INSTRUCTION: Reproduce all the entries exactly and keep the pictures out.

[Dataset records]
------------------------------
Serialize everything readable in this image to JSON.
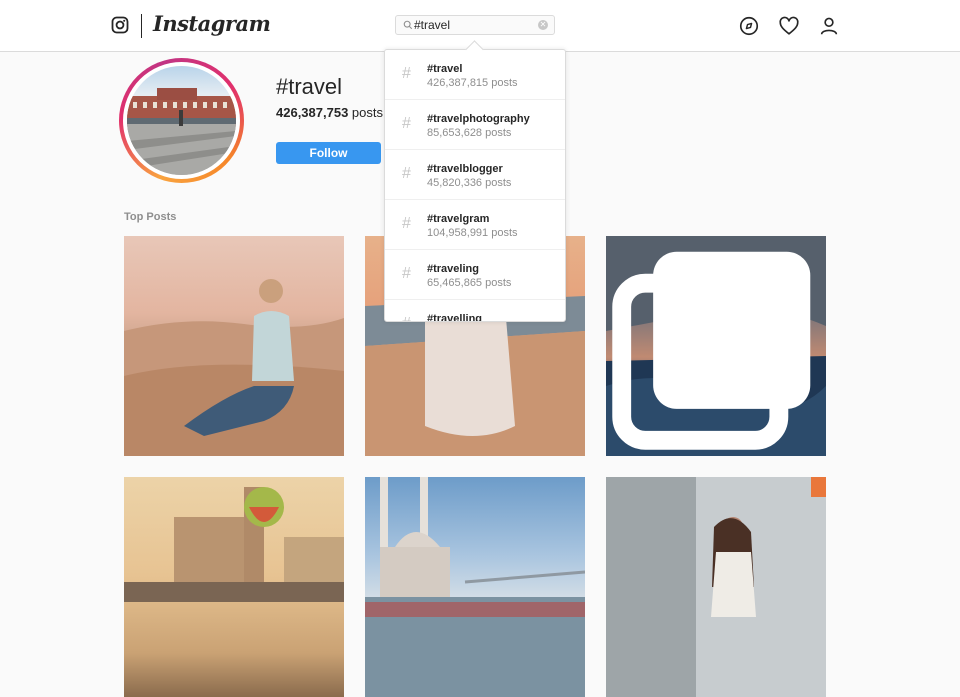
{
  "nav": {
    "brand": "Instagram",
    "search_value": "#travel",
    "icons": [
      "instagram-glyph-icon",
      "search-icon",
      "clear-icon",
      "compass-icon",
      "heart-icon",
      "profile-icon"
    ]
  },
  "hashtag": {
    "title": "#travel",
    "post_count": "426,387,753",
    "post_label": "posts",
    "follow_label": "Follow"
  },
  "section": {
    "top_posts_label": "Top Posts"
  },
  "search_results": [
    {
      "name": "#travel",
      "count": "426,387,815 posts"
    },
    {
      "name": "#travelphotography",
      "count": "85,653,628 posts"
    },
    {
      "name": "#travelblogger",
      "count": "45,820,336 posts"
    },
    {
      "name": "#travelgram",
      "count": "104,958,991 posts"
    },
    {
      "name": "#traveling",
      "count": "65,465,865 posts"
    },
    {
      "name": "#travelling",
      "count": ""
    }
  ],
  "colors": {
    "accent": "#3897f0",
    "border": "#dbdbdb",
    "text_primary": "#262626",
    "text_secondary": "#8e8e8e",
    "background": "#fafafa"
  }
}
------------------------------
ANSWER TO THE TASK:
Serialize everything readable in this image to JSON.
{
  "nav": {
    "brand": "Instagram",
    "search_value": "#travel",
    "icons": [
      "instagram-glyph-icon",
      "search-icon",
      "clear-icon",
      "compass-icon",
      "heart-icon",
      "profile-icon"
    ]
  },
  "hashtag": {
    "title": "#travel",
    "post_count": "426,387,753",
    "post_label": "posts",
    "follow_label": "Follow"
  },
  "section": {
    "top_posts_label": "Top Posts"
  },
  "search_results": [
    {
      "name": "#travel",
      "count": "426,387,815 posts"
    },
    {
      "name": "#travelphotography",
      "count": "85,653,628 posts"
    },
    {
      "name": "#travelblogger",
      "count": "45,820,336 posts"
    },
    {
      "name": "#travelgram",
      "count": "104,958,991 posts"
    },
    {
      "name": "#traveling",
      "count": "65,465,865 posts"
    },
    {
      "name": "#travelling",
      "count": ""
    }
  ],
  "colors": {
    "accent": "#3897f0",
    "border": "#dbdbdb",
    "text_primary": "#262626",
    "text_secondary": "#8e8e8e",
    "background": "#fafafa"
  }
}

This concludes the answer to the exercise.